### Written task
Reproduce the records below exactly as given.

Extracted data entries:
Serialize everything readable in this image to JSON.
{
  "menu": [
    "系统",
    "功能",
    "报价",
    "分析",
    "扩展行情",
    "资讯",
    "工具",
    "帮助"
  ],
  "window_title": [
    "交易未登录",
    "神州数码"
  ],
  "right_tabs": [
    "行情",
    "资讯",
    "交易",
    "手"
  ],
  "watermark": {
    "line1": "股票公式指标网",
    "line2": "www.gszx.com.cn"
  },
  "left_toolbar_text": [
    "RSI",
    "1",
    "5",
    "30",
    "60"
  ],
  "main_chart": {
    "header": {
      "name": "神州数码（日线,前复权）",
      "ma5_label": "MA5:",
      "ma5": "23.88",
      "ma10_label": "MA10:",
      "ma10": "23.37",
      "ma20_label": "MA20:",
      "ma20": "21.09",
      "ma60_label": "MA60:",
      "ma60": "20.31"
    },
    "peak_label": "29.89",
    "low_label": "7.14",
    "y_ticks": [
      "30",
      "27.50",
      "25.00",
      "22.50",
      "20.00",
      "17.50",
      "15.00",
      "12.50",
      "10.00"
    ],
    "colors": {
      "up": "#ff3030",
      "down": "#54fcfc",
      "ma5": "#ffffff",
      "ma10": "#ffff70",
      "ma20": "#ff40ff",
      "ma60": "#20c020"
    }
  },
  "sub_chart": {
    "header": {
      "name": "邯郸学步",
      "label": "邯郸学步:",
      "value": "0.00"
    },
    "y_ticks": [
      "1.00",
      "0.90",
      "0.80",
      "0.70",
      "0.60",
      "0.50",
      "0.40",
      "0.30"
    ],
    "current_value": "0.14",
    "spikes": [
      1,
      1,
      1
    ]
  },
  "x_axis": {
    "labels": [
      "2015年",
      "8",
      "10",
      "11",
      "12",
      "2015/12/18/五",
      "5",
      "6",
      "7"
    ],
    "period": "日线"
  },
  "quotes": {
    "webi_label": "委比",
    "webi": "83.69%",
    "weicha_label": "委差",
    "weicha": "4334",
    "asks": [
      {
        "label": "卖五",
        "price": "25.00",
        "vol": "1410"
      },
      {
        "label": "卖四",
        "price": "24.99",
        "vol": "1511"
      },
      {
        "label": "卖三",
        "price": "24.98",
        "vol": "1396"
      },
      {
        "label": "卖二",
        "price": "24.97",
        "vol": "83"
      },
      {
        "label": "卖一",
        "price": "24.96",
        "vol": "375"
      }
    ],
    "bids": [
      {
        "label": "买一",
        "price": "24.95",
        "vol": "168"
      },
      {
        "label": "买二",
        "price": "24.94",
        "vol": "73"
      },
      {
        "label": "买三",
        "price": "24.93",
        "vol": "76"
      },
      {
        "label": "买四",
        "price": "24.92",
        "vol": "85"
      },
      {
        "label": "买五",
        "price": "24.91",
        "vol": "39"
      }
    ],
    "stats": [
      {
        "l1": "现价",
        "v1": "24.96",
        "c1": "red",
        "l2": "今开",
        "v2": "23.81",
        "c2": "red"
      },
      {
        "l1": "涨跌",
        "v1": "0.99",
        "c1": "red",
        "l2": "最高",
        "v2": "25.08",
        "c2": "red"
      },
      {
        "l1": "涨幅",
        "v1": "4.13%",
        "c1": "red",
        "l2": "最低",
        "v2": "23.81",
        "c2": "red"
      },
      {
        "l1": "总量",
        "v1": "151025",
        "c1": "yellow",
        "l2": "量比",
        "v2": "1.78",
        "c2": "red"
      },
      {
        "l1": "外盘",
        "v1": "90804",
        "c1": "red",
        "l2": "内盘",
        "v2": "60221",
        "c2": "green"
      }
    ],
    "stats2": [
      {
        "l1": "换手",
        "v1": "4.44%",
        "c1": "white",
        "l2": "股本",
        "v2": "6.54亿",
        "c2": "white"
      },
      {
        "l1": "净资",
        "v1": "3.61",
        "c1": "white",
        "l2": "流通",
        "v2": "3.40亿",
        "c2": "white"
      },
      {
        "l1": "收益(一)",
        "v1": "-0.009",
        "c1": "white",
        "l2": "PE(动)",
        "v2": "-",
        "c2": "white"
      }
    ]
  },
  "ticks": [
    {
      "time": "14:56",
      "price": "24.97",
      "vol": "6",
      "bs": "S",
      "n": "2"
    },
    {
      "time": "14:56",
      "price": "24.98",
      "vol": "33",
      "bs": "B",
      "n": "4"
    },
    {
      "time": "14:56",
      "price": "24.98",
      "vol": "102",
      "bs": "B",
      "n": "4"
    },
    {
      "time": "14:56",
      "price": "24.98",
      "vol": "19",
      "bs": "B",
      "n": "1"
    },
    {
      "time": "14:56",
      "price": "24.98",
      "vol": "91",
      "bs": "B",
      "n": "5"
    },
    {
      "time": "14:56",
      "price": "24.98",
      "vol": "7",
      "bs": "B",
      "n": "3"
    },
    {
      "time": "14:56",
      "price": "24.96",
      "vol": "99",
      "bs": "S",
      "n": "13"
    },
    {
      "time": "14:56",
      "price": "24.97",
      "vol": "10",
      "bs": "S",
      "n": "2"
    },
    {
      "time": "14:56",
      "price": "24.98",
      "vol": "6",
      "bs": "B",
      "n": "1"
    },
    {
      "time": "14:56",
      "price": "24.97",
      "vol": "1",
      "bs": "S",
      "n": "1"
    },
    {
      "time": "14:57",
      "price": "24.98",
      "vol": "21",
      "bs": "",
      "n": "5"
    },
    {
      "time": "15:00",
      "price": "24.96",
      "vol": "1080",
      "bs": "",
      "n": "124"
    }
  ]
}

### Task answer
Serialize everything readable in this image to JSON.
{
  "menu": [
    "系统",
    "功能",
    "报价",
    "分析",
    "扩展行情",
    "资讯",
    "工具",
    "帮助"
  ],
  "window_title": [
    "交易未登录",
    "神州数码"
  ],
  "right_tabs": [
    "行情",
    "资讯",
    "交易",
    "手"
  ],
  "watermark": {
    "line1": "股票公式指标网",
    "line2": "www.gszx.com.cn"
  },
  "left_toolbar_text": [
    "RSI",
    "1",
    "5",
    "30",
    "60"
  ],
  "main_chart": {
    "header": {
      "name": "神州数码（日线,前复权）",
      "ma5_label": "MA5:",
      "ma5": "23.88",
      "ma10_label": "MA10:",
      "ma10": "23.37",
      "ma20_label": "MA20:",
      "ma20": "21.09",
      "ma60_label": "MA60:",
      "ma60": "20.31"
    },
    "peak_label": "29.89",
    "low_label": "7.14",
    "y_ticks": [
      "30",
      "27.50",
      "25.00",
      "22.50",
      "20.00",
      "17.50",
      "15.00",
      "12.50",
      "10.00"
    ],
    "colors": {
      "up": "#ff3030",
      "down": "#54fcfc",
      "ma5": "#ffffff",
      "ma10": "#ffff70",
      "ma20": "#ff40ff",
      "ma60": "#20c020"
    }
  },
  "sub_chart": {
    "header": {
      "name": "邯郸学步",
      "label": "邯郸学步:",
      "value": "0.00"
    },
    "y_ticks": [
      "1.00",
      "0.90",
      "0.80",
      "0.70",
      "0.60",
      "0.50",
      "0.40",
      "0.30"
    ],
    "current_value": "0.14",
    "spikes": [
      1,
      1,
      1
    ]
  },
  "x_axis": {
    "labels": [
      "2015年",
      "8",
      "10",
      "11",
      "12",
      "2015/12/18/五",
      "5",
      "6",
      "7"
    ],
    "period": "日线"
  },
  "quotes": {
    "webi_label": "委比",
    "webi": "83.69%",
    "weicha_label": "委差",
    "weicha": "4334",
    "asks": [
      {
        "label": "卖五",
        "price": "25.00",
        "vol": "1410"
      },
      {
        "label": "卖四",
        "price": "24.99",
        "vol": "1511"
      },
      {
        "label": "卖三",
        "price": "24.98",
        "vol": "1396"
      },
      {
        "label": "卖二",
        "price": "24.97",
        "vol": "83"
      },
      {
        "label": "卖一",
        "price": "24.96",
        "vol": "375"
      }
    ],
    "bids": [
      {
        "label": "买一",
        "price": "24.95",
        "vol": "168"
      },
      {
        "label": "买二",
        "price": "24.94",
        "vol": "73"
      },
      {
        "label": "买三",
        "price": "24.93",
        "vol": "76"
      },
      {
        "label": "买四",
        "price": "24.92",
        "vol": "85"
      },
      {
        "label": "买五",
        "price": "24.91",
        "vol": "39"
      }
    ],
    "stats": [
      {
        "l1": "现价",
        "v1": "24.96",
        "c1": "red",
        "l2": "今开",
        "v2": "23.81",
        "c2": "red"
      },
      {
        "l1": "涨跌",
        "v1": "0.99",
        "c1": "red",
        "l2": "最高",
        "v2": "25.08",
        "c2": "red"
      },
      {
        "l1": "涨幅",
        "v1": "4.13%",
        "c1": "red",
        "l2": "最低",
        "v2": "23.81",
        "c2": "red"
      },
      {
        "l1": "总量",
        "v1": "151025",
        "c1": "yellow",
        "l2": "量比",
        "v2": "1.78",
        "c2": "red"
      },
      {
        "l1": "外盘",
        "v1": "90804",
        "c1": "red",
        "l2": "内盘",
        "v2": "60221",
        "c2": "green"
      }
    ],
    "stats2": [
      {
        "l1": "换手",
        "v1": "4.44%",
        "c1": "white",
        "l2": "股本",
        "v2": "6.54亿",
        "c2": "white"
      },
      {
        "l1": "净资",
        "v1": "3.61",
        "c1": "white",
        "l2": "流通",
        "v2": "3.40亿",
        "c2": "white"
      },
      {
        "l1": "收益(一)",
        "v1": "-0.009",
        "c1": "white",
        "l2": "PE(动)",
        "v2": "-",
        "c2": "white"
      }
    ]
  },
  "ticks": [
    {
      "time": "14:56",
      "price": "24.97",
      "vol": "6",
      "bs": "S",
      "n": "2"
    },
    {
      "time": "14:56",
      "price": "24.98",
      "vol": "33",
      "bs": "B",
      "n": "4"
    },
    {
      "time": "14:56",
      "price": "24.98",
      "vol": "102",
      "bs": "B",
      "n": "4"
    },
    {
      "time": "14:56",
      "price": "24.98",
      "vol": "19",
      "bs": "B",
      "n": "1"
    },
    {
      "time": "14:56",
      "price": "24.98",
      "vol": "91",
      "bs": "B",
      "n": "5"
    },
    {
      "time": "14:56",
      "price": "24.98",
      "vol": "7",
      "bs": "B",
      "n": "3"
    },
    {
      "time": "14:56",
      "price": "24.96",
      "vol": "99",
      "bs": "S",
      "n": "13"
    },
    {
      "time": "14:56",
      "price": "24.97",
      "vol": "10",
      "bs": "S",
      "n": "2"
    },
    {
      "time": "14:56",
      "price": "24.98",
      "vol": "6",
      "bs": "B",
      "n": "1"
    },
    {
      "time": "14:56",
      "price": "24.97",
      "vol": "1",
      "bs": "S",
      "n": "1"
    },
    {
      "time": "14:57",
      "price": "24.98",
      "vol": "21",
      "bs": "",
      "n": "5"
    },
    {
      "time": "15:00",
      "price": "24.96",
      "vol": "1080",
      "bs": "",
      "n": "124"
    }
  ]
}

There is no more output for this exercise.